* [THE REQUEST]:
Faithfully return all lines, omitting every embedded picture.

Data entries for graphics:
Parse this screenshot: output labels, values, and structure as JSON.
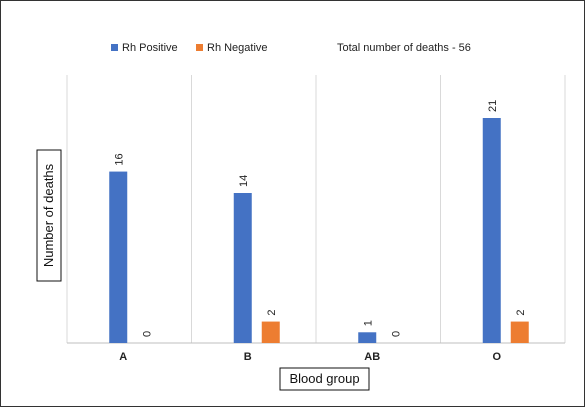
{
  "chart_data": {
    "type": "bar",
    "title": "",
    "annotation": "Total number of deaths - 56",
    "xlabel": "Blood group",
    "ylabel": "Number of deaths",
    "categories": [
      "A",
      "B",
      "AB",
      "O"
    ],
    "series": [
      {
        "name": "Rh Positive",
        "color": "#4472C4",
        "values": [
          16,
          14,
          1,
          21
        ]
      },
      {
        "name": "Rh Negative",
        "color": "#ED7D31",
        "values": [
          0,
          2,
          0,
          2
        ]
      }
    ],
    "ylim": [
      0,
      24
    ],
    "grid": "vertical category separators",
    "legend_position": "top"
  }
}
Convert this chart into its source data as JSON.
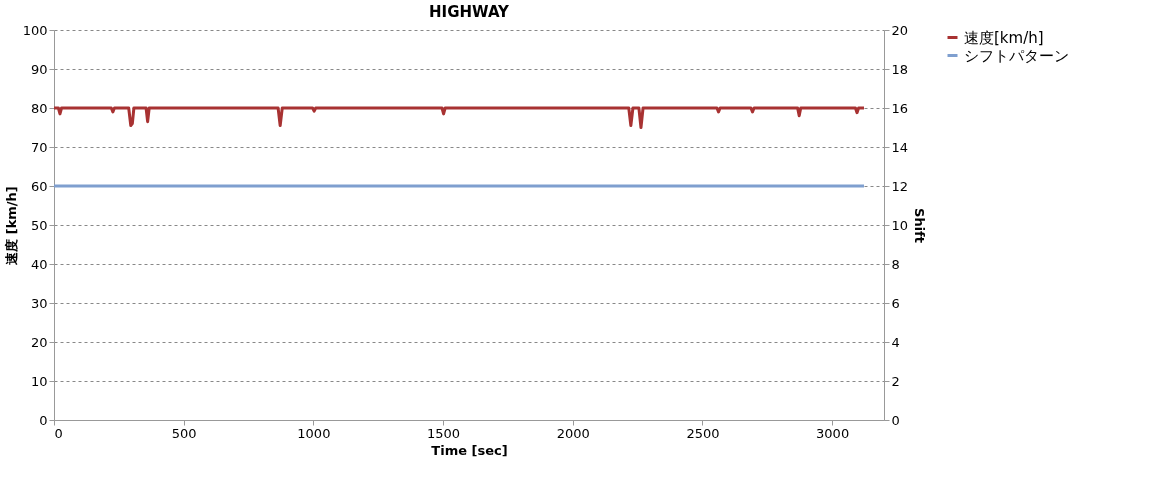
{
  "chart_data": {
    "type": "line",
    "title": "HIGHWAY",
    "xlabel": "Time [sec]",
    "ylabel": "速度 [km/h]",
    "y2label": "Shift",
    "xlim": [
      0,
      3200
    ],
    "xticks": [
      0,
      500,
      1000,
      1500,
      2000,
      2500,
      3000
    ],
    "ylim": [
      0,
      100
    ],
    "yticks": [
      0,
      10,
      20,
      30,
      40,
      50,
      60,
      70,
      80,
      90,
      100
    ],
    "y2lim": [
      0,
      20
    ],
    "y2ticks": [
      0,
      2,
      4,
      6,
      8,
      10,
      12,
      14,
      16,
      18,
      20
    ],
    "grid": "y",
    "legend": "right",
    "line_style": "solid",
    "marker": "none",
    "series": [
      {
        "name": "速度[km/h]",
        "color": "#a83232",
        "x": [
          0,
          17,
          23,
          29,
          221,
          227,
          233,
          288,
          296,
          302,
          308,
          355,
          361,
          367,
          864,
          872,
          880,
          997,
          1003,
          1009,
          1496,
          1502,
          1508,
          2216,
          2224,
          2232,
          2255,
          2263,
          2271,
          2556,
          2562,
          2568,
          2687,
          2693,
          2699,
          2867,
          2873,
          2879,
          3090,
          3096,
          3102,
          3123
        ],
        "values": [
          80,
          80,
          78.5,
          80,
          80,
          79,
          80,
          80,
          75.5,
          76,
          80,
          80,
          76.5,
          80,
          80,
          75.5,
          80,
          80,
          79.2,
          80,
          80,
          78.5,
          80,
          80,
          75.5,
          80,
          80,
          75,
          80,
          80,
          79,
          80,
          80,
          79,
          80,
          80,
          78,
          80,
          80,
          78.8,
          80,
          80
        ]
      },
      {
        "name": "シフトパターン",
        "color": "#7f9fcf",
        "axis": "y2",
        "x": [
          0,
          3123
        ],
        "values": [
          12,
          12
        ]
      }
    ]
  }
}
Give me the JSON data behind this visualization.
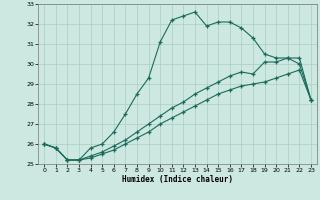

* [SOLUTION FOR THIS TASK]:
Parse this screenshot: output labels, values, and structure as JSON.
{
  "chart_data": {
    "type": "bar",
    "title": "",
    "annotation": "Total number of deaths - 56",
    "xlabel": "Blood group",
    "ylabel": "Number of deaths",
    "categories": [
      "A",
      "B",
      "AB",
      "O"
    ],
    "series": [
      {
        "name": "Rh Positive",
        "color": "#4472C4",
        "values": [
          16,
          14,
          1,
          21
        ]
      },
      {
        "name": "Rh Negative",
        "color": "#ED7D31",
        "values": [
          0,
          2,
          0,
          2
        ]
      }
    ],
    "ylim": [
      0,
      24
    ],
    "grid": "vertical category separators",
    "legend_position": "top"
  }
}
Convert this chart into its source data as JSON.
{
  "chart_data": {
    "type": "line",
    "title": "HIGHWAY",
    "xlabel": "Time [sec]",
    "ylabel": "速度 [km/h]",
    "y2label": "Shift",
    "xlim": [
      0,
      3200
    ],
    "xticks": [
      0,
      500,
      1000,
      1500,
      2000,
      2500,
      3000
    ],
    "ylim": [
      0,
      100
    ],
    "yticks": [
      0,
      10,
      20,
      30,
      40,
      50,
      60,
      70,
      80,
      90,
      100
    ],
    "y2lim": [
      0,
      20
    ],
    "y2ticks": [
      0,
      2,
      4,
      6,
      8,
      10,
      12,
      14,
      16,
      18,
      20
    ],
    "grid": "y",
    "legend": "right",
    "line_style": "solid",
    "marker": "none",
    "series": [
      {
        "name": "速度[km/h]",
        "color": "#a83232",
        "x": [
          0,
          17,
          23,
          29,
          221,
          227,
          233,
          288,
          296,
          302,
          308,
          355,
          361,
          367,
          864,
          872,
          880,
          997,
          1003,
          1009,
          1496,
          1502,
          1508,
          2216,
          2224,
          2232,
          2255,
          2263,
          2271,
          2556,
          2562,
          2568,
          2687,
          2693,
          2699,
          2867,
          2873,
          2879,
          3090,
          3096,
          3102,
          3123
        ],
        "values": [
          80,
          80,
          78.5,
          80,
          80,
          79,
          80,
          80,
          75.5,
          76,
          80,
          80,
          76.5,
          80,
          80,
          75.5,
          80,
          80,
          79.2,
          80,
          80,
          78.5,
          80,
          80,
          75.5,
          80,
          80,
          75,
          80,
          80,
          79,
          80,
          80,
          79,
          80,
          80,
          78,
          80,
          80,
          78.8,
          80,
          80
        ]
      },
      {
        "name": "シフトパターン",
        "color": "#7f9fcf",
        "axis": "y2",
        "x": [
          0,
          3123
        ],
        "values": [
          12,
          12
        ]
      }
    ]
  }
}
Give me the JSON data behind this visualization.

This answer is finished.